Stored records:
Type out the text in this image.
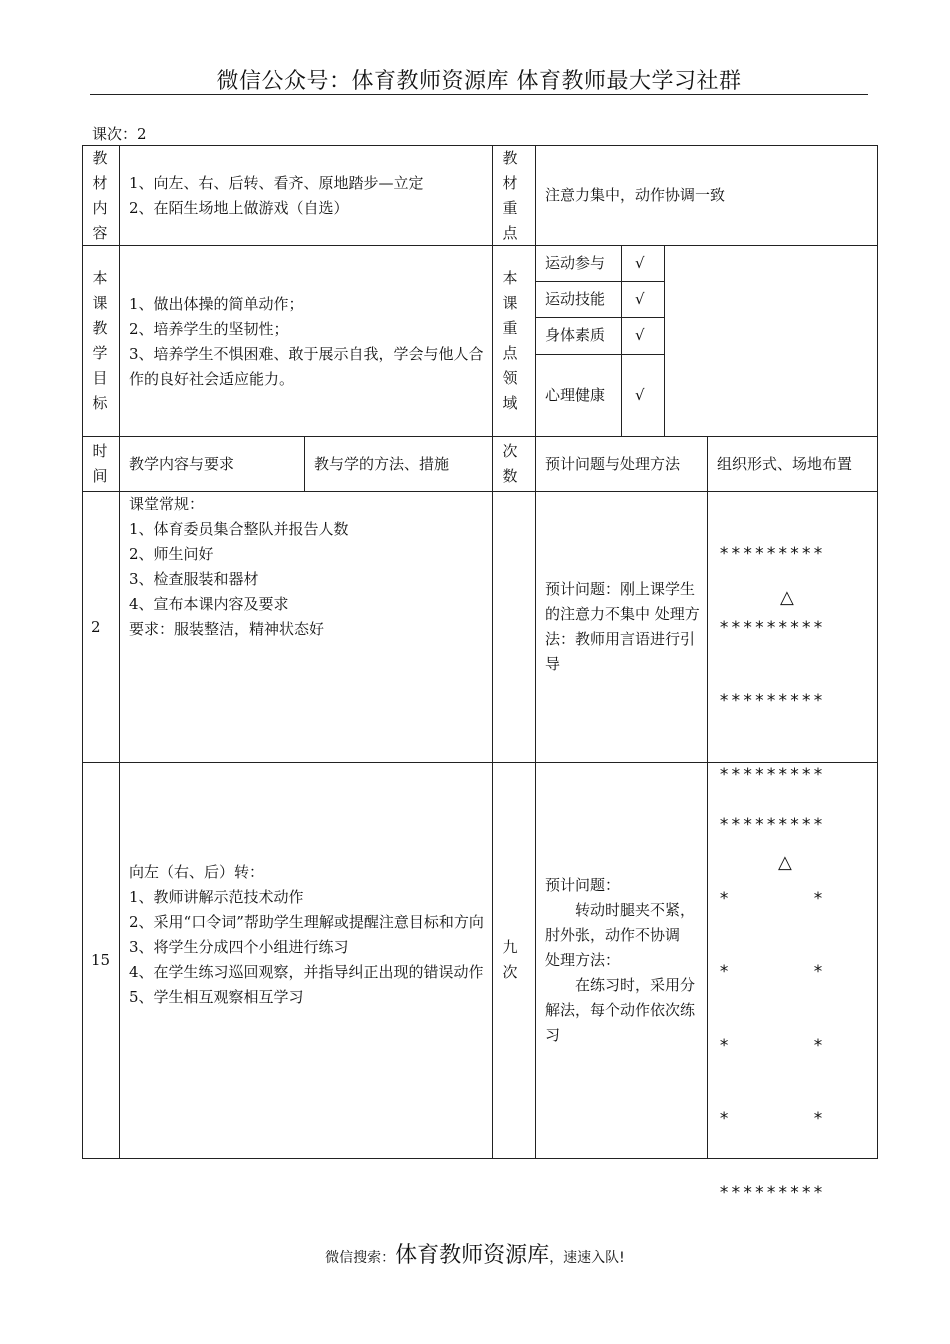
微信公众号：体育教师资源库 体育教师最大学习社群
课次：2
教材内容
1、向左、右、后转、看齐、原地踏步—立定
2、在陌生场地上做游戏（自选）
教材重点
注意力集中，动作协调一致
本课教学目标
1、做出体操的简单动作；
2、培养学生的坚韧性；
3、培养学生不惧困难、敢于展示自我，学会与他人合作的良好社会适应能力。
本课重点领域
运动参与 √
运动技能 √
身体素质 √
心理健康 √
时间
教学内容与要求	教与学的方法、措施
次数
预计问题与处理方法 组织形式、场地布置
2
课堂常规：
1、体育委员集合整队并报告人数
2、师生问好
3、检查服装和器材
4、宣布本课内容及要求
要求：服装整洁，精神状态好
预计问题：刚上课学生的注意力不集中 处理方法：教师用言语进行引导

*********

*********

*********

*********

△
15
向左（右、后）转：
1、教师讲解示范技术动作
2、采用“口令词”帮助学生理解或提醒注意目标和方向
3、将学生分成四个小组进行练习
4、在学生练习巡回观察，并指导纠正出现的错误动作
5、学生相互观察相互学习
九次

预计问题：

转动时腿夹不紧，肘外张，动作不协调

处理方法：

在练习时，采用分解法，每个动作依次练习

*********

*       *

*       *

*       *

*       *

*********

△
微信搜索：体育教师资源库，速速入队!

---

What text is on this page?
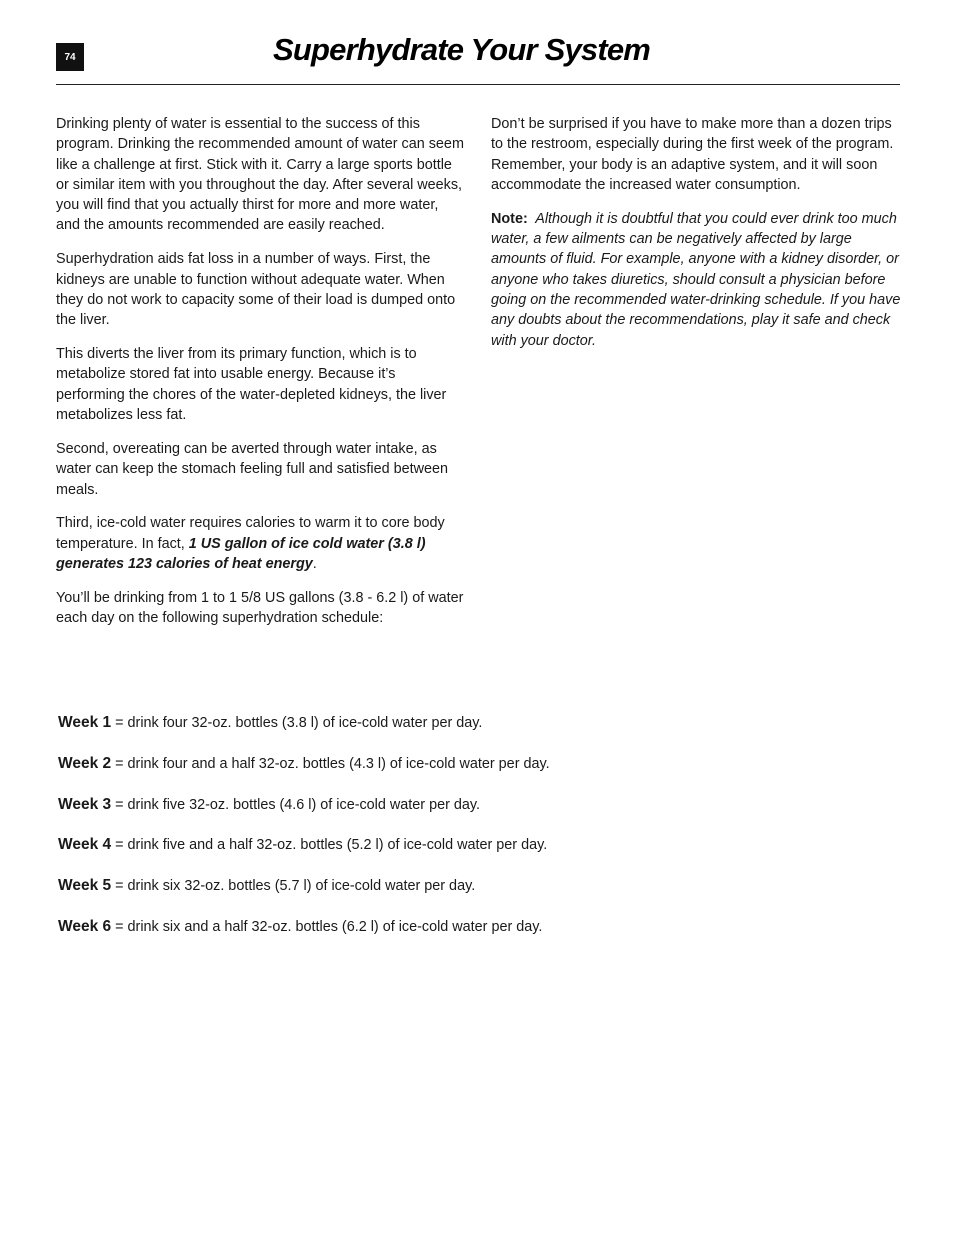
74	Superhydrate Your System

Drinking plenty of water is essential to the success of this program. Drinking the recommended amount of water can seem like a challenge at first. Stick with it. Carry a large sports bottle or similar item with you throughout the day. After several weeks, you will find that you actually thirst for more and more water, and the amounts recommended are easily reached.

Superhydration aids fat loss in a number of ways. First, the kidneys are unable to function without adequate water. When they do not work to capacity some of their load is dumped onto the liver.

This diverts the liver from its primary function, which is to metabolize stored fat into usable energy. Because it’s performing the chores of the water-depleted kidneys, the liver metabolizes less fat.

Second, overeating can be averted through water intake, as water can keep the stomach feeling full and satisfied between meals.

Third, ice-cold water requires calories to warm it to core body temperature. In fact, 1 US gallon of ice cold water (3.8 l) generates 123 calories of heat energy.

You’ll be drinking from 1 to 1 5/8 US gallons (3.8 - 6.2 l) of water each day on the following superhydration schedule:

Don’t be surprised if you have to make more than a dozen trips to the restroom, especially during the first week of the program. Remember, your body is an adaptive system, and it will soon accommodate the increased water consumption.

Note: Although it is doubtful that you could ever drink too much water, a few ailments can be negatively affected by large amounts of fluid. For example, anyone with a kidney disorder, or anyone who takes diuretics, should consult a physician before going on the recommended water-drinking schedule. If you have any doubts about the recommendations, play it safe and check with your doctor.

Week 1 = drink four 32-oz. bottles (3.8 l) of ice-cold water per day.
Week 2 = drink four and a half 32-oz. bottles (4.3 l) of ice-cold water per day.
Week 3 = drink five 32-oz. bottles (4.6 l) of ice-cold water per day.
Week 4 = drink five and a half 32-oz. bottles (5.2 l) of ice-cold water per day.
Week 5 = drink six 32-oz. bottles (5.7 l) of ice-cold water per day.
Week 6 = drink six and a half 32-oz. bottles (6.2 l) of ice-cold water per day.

...

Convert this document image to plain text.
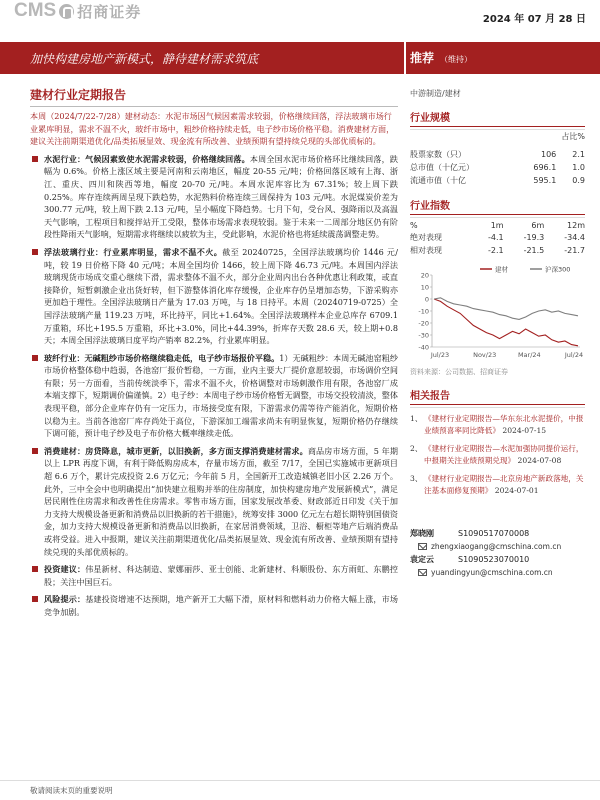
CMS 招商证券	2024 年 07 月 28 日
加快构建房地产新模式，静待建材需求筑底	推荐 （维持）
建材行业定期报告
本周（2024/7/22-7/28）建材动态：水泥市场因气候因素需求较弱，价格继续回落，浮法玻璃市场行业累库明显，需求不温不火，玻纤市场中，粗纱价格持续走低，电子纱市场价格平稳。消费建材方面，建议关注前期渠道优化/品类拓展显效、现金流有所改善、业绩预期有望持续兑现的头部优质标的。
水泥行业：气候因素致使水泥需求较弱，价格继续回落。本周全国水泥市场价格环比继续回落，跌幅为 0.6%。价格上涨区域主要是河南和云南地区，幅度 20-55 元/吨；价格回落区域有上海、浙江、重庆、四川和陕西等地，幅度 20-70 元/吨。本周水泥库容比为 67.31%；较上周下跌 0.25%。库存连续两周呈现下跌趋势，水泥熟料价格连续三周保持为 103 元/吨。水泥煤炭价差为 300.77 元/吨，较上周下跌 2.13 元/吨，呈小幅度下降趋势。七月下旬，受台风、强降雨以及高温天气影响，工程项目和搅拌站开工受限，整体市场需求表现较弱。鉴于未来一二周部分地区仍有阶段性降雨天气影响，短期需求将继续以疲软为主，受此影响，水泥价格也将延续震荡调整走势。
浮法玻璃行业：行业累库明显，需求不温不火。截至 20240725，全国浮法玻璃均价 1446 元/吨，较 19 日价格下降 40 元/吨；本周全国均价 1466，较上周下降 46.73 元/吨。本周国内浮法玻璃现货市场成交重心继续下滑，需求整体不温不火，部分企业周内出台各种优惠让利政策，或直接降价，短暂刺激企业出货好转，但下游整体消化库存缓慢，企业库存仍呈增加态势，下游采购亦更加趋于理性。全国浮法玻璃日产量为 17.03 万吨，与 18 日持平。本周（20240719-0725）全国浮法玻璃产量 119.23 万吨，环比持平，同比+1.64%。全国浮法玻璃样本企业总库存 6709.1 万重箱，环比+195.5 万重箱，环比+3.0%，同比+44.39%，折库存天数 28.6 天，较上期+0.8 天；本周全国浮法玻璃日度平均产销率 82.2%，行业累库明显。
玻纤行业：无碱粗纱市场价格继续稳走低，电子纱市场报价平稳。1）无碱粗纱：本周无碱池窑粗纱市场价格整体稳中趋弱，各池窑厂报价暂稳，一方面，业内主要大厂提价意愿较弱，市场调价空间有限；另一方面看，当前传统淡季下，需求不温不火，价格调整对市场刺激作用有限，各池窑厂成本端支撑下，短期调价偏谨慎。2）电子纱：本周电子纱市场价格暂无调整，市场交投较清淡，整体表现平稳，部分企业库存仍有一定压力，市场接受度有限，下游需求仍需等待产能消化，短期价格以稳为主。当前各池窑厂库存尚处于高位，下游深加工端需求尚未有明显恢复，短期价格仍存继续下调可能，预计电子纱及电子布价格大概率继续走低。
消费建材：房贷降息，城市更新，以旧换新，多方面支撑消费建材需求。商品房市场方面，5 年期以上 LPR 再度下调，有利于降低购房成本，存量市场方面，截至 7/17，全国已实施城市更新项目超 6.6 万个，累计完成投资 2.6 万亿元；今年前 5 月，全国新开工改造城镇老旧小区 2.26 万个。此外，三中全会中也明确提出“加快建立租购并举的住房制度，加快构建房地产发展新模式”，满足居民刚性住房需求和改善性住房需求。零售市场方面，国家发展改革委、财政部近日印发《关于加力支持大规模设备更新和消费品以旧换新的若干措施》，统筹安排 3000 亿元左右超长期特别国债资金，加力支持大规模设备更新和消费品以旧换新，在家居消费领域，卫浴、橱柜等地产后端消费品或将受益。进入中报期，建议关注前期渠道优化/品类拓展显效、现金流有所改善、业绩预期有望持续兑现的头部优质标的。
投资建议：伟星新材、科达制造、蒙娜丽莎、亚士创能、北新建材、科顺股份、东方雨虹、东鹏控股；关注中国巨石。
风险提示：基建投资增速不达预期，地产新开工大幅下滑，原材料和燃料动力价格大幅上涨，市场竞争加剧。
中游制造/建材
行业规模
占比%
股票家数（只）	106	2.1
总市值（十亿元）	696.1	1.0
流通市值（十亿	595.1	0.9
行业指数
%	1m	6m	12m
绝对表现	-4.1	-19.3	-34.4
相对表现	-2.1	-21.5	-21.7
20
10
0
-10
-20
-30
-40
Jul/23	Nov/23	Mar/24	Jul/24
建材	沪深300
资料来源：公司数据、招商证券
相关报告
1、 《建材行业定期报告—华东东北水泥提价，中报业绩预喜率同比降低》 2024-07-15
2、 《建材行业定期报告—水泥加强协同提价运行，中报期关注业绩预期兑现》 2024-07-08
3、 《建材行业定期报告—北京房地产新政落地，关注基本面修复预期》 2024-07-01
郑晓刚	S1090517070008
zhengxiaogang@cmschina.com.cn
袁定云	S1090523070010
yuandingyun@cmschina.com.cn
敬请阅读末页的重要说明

Written problem:
In the listing, find every line with the word "业绩预期有望持续兑现的头部优质标的" and state how many there are, nothing more.

Task result:
2